[[ Document extract open ]]

Using AWS Secrets Manager for Wordpress Configuration (wp-config.php)

Posted on 06 Apr 2020 by Ray Heffer

AWS Secrets Manager allows you to protect critical information for your applications such as passwords, secret keys, and salts. Rather than storing these locally on an EC2 instance (or worse), including them in your code risking them getting leaked on public repositories, you can now use the AWS Secrets Manager API. In fact you can use it to store anything that you want to keep away from prying eyes. When learning more about AWS Secrets Manager, my first thought was how to use this with Wordpress.

The wp-config.php file in Wordpress contains the keys to the kingdom. With most deployments, this file contains the database hostname, username, password, salts, and hashes. If a hacker gains access to this file, it’s game over. One best practice is to place the the Wordpress configuration file one level up, so it cannot be directly accessed using a browser. But that isn’t always going to keep the contents of the file secure. If for some reason, PHP fails on the web host, such as a botched patch or upgrade, there is a potential that PHP files are rendered as text.

[[ Document extract closed ]]
[[ Dataset excerpts open ]]

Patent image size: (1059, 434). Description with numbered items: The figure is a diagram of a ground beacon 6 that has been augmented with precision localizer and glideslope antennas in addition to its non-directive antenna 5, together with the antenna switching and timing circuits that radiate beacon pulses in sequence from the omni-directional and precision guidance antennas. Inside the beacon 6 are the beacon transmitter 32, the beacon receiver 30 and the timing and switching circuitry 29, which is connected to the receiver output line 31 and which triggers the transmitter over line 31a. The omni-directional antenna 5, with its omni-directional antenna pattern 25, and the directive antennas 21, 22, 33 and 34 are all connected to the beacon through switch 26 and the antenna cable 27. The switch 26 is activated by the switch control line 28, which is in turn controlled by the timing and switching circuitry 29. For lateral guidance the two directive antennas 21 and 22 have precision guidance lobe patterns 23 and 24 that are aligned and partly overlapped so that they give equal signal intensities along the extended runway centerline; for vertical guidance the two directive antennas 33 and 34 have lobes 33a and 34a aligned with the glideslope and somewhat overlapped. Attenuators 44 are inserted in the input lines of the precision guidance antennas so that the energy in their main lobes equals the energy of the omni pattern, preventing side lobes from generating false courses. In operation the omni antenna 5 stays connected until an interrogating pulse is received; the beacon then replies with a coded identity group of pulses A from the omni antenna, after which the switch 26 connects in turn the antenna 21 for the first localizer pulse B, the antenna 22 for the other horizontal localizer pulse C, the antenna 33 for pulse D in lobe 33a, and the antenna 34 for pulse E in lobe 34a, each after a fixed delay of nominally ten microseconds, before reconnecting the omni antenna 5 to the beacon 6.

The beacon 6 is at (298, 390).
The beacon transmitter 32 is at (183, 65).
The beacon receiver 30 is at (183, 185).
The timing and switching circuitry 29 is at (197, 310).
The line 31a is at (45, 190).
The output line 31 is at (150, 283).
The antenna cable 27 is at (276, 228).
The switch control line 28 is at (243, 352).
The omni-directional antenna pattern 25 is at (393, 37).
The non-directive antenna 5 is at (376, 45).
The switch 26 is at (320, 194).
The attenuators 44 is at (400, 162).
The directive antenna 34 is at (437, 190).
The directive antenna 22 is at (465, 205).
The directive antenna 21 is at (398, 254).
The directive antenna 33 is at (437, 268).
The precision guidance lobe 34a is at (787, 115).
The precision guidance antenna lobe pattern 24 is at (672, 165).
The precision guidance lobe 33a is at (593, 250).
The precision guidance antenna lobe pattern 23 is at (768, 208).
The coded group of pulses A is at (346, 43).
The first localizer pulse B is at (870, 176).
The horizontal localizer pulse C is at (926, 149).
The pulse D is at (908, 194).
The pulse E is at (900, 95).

[[ Dataset excerpts closed ]]

Questions:
a: Do these statements agree with the post on using AWS Secrets Manager for the Wordpress configuration? Answer yes or no for each, quoting the words from the post that decide it.
(i) In most deployments, wp-config.php holds the database password.
(ii) Moving the Wordpress configuration file one level up is always enough to keep its contents secure.
(iii) AWS Secrets Manager can be used only for passwords.
b: Can you continue the post on using AWS Secrets Manager for the Wordpress configuration, starting right after its last sentence?

Exercise responses:
a:
(i) Yes: "this file contains the database hostname, username, password, salts, and hashes."
(ii) No: "But that isn’t always going to keep the contents of the file secure."
(iii) No: "In fact you can use it to store anything that you want to keep away from prying eyes."

b:
The main concern are vulnerabilities with Wordpress plugins. For example, in 2015, an exploit was found in the Slider Revolution (revslider) plug-in, that allowed attackers to access wp-config.php, among other critical files on the web server, by manipulating the URL (action=revslider_show_image&img=../wp-config.php) to gain access. By the way, this is something you can also protect against with AWS Firewall Manager and AWS WAF rules. So despite the file being stored one level up, this vulnerability allowed attackers to simply access it by manipulating the URL. I provide guidance on hardening a Wordpress server in my previous blog and ebook on building a secure Wordpress server with CentOS 7.

Wordpress on Amazon EC2

To perform integration of AWS Secrets Manager with Wordpress, we will use an AWS EC2 instance running Amazon Linux 2, and a bootstrap (User data) script to install Wordpress and the packages required to support this configuration.

Pre-Requisites

All you need to get started is Wordpress installed and configured. You can deploy an EC2 instance, connect Wordpress to Amazon RDS (MySQL), and do a basic installation for testing.

You can use the following script to get an Amazon Linux 2 instance running quickly with Wordpress. This will update the OS, download and install Wordpress (to /var/www/html), install PHP, MariaDB, and get you to a state where you can run the initial setup steps for Wordpress.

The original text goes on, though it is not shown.